- **Problem set**:
[a] List every benefit of StreamSets Data Collector that the FAQ gives.
[b] Format the labeled box records as a Markdown table with the columns Nr and Line, starting with the first line of the records and going on through the line with "category-responsiveness: ResponsivenessN = 158.00N". Leave out any blank lines.

- **Extract to read**:

What is StreamSets Data Collector?
The StreamSets Data Collector is a low-latency ingest infrastructure tool that lets you create continuous data ingest pipelines using a drag and drop UI within an integrated development environment (IDE).
What are the key advantages of using StreamSets Data Collector?
StreamSets Data Collector has the following benefits:
- Design and execute data pipelines that are resilient to data drift, without hand coding.
- Early warning and actionable detection of outliers and anomalies on a stage-by-stage basis throughout the pipeline.
- Rich in-stream data cleansing and preparation capabilities to ensure timely delivery of consumption-ready data
- Large number of built-in integrations with source and destination systems
What types of systems can I connect together in my ingest pipelines?
Out of the box, StreamSets has connectors for numerous systems including:
- Hadoop systems such as HDFS, HBase, Hive;
- NoSQL databases such as Cassandra, MongoDB;
- Search systems such as Apache Solr, Elasticsearch; Relational databases via JDBC;
- Messaging systems such as Kafka, JMS, Kinesis; files and directories on local filesystems and Amazon S3.
To see the current list of supported connectors, please go here.
What kinds of transformations can I perform out of the box?
There are numerous transformation processors available to be plugged into your ingest pipelines. Click here for a current list.
What platforms does StreamSets Data Collector run on?
The Data Collector runs on Linux and Mac OS X. A specific list of tested operating systems can be found here.
What language is the Data Collector Written in?
Is it open source? What license does it use?
The Data Collector is 100% open source, based on the Apache 2.0 license. Please feel free to browse the source code at https://github.com/streamsets/datacollector.
What is the versioning scheme? How frequent are the releases?

(Labeled box records)

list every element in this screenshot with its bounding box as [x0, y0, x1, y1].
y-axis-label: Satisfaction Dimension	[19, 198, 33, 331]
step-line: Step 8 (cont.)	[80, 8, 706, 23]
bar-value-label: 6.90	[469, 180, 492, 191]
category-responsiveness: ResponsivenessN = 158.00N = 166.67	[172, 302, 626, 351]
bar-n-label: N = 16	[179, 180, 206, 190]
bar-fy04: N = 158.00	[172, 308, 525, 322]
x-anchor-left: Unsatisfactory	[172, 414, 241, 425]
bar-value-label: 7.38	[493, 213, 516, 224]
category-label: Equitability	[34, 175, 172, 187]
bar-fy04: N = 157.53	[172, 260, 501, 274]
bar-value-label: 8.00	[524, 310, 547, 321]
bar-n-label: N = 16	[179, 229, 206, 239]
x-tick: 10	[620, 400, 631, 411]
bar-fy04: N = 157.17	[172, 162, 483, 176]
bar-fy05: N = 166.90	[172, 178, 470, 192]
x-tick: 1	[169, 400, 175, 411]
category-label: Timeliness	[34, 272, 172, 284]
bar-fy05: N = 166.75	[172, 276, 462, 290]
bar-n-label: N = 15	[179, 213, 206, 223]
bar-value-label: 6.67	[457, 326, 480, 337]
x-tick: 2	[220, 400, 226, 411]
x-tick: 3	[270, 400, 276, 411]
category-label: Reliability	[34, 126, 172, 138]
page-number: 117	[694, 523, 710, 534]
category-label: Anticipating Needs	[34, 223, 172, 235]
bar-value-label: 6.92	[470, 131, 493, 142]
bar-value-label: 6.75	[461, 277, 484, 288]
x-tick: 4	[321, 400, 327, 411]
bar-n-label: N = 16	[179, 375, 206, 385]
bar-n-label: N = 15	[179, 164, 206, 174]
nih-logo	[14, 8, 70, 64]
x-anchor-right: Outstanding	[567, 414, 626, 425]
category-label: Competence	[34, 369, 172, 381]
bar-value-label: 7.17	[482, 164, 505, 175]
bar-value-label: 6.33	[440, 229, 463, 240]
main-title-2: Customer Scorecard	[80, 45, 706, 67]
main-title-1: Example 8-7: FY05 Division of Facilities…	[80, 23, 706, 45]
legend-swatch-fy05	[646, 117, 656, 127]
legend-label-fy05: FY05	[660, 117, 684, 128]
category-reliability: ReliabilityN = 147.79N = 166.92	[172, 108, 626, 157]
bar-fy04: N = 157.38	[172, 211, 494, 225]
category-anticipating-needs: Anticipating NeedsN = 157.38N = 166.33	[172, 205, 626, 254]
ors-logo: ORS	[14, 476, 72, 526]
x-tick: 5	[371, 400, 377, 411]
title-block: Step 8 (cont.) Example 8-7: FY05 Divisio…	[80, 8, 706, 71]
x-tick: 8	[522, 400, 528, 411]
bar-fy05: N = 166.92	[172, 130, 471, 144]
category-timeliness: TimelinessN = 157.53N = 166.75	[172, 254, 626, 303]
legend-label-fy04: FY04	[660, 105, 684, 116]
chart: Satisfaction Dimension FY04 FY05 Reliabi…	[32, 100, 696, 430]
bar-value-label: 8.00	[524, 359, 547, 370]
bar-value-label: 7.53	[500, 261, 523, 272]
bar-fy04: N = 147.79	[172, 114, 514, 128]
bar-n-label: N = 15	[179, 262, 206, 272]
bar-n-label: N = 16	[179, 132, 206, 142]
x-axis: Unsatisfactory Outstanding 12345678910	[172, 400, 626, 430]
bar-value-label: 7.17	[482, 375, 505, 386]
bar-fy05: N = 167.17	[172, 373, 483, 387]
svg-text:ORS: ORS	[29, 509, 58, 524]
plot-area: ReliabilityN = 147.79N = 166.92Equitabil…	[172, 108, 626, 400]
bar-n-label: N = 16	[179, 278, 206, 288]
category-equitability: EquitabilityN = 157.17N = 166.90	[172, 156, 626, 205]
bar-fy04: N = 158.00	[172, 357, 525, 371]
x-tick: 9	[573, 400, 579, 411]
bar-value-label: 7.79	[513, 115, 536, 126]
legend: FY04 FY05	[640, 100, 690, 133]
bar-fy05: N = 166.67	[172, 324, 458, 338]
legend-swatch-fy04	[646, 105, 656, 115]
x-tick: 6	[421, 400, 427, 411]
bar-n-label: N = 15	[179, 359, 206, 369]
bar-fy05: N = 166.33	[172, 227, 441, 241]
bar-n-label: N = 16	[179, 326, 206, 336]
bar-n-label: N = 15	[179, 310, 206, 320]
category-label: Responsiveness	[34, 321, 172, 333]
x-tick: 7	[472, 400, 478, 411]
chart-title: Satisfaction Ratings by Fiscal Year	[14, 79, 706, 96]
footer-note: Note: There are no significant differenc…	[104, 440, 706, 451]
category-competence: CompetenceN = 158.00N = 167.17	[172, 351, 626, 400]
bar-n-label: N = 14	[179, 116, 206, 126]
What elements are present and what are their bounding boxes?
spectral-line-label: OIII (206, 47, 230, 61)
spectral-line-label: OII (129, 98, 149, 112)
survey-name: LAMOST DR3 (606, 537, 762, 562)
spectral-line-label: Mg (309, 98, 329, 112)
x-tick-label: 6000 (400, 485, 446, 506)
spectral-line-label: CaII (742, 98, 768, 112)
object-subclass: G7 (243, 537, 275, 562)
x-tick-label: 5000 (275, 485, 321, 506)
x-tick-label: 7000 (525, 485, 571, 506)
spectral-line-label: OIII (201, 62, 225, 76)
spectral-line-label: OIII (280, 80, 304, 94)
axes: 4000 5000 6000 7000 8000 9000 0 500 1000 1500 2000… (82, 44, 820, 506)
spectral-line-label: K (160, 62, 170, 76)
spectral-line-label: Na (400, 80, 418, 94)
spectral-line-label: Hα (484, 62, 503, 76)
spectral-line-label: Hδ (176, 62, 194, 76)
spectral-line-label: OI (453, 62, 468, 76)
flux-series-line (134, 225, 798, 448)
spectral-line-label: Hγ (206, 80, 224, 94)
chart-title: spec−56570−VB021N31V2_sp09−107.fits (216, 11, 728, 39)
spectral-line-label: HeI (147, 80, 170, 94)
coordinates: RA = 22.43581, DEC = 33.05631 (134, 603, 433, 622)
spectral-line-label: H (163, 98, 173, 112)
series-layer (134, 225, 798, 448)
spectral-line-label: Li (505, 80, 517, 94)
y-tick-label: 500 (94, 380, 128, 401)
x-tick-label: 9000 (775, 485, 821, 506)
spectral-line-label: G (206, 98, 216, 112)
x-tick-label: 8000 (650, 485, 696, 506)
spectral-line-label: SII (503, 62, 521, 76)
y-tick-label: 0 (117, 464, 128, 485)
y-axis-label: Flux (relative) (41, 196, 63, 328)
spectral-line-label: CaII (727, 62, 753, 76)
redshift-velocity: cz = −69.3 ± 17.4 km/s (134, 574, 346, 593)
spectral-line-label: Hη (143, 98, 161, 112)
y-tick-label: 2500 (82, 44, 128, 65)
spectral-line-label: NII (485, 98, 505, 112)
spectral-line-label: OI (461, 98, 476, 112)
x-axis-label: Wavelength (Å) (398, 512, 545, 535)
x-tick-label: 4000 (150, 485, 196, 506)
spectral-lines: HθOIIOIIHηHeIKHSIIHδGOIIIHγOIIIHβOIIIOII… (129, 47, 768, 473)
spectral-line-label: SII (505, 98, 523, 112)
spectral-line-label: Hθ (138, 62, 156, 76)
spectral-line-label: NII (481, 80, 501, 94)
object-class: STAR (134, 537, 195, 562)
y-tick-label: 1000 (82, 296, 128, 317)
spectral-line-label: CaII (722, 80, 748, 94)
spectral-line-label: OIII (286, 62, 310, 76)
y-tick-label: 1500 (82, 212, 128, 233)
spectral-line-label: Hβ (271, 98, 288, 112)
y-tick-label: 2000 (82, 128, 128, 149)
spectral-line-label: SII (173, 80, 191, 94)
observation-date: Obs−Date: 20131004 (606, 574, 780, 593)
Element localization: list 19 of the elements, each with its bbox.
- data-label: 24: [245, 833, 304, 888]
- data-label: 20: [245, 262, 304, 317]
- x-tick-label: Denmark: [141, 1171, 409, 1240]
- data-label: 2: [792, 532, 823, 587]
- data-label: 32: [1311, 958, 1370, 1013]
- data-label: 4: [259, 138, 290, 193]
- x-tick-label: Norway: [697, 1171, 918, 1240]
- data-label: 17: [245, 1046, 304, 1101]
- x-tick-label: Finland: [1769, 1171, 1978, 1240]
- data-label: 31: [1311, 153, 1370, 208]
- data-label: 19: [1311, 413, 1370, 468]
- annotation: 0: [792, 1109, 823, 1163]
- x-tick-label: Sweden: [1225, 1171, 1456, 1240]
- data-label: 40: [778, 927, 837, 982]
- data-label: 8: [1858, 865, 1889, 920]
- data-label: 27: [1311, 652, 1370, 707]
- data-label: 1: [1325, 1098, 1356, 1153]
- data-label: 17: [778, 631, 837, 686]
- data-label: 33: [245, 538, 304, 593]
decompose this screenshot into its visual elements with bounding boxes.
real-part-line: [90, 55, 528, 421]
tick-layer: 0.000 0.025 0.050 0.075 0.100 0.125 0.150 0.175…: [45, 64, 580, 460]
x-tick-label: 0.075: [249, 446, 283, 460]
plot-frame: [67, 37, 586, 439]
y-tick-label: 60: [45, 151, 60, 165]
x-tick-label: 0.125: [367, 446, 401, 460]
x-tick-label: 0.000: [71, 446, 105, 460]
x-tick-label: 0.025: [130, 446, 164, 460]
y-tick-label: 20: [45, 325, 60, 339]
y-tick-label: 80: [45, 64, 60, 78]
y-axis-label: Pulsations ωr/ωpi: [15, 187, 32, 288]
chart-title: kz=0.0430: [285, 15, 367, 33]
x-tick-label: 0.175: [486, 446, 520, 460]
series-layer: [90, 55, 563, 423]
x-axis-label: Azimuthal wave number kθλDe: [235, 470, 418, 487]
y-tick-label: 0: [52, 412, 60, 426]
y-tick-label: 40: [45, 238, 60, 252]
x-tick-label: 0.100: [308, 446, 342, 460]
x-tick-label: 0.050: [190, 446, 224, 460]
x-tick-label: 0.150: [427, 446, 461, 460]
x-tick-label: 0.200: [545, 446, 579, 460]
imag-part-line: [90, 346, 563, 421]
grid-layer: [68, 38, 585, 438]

- **Responses by task**:
[a]
- Design and execute data pipelines that are resilient to data drift, without hand coding.
- Early warning and actionable detection of outliers and anomalies on a stage-by-stage basis throughout the pipeline.
- Rich in-stream data cleansing and preparation capabilities to ensure timely delivery of consumption-ready data
- Large number of built-in integrations with source and destination systems

[b]
| Nr | Line |
|---|---|
| 1 | list every element in this screenshot with its bounding box as [x0, y0, x1, y1]. |
| 2 | y-axis-label: Satisfaction Dimension	[19, 198, 33, 331] |
| 3 | step-line: Step 8 (cont.)	[80, 8, 706, 23] |
| 4 | bar-value-label: 6.90	[469, 180, 492, 191] |
| 5 | category-responsiveness: ResponsivenessN = 158.00N = 166.67	[172, 302, 626, 351] |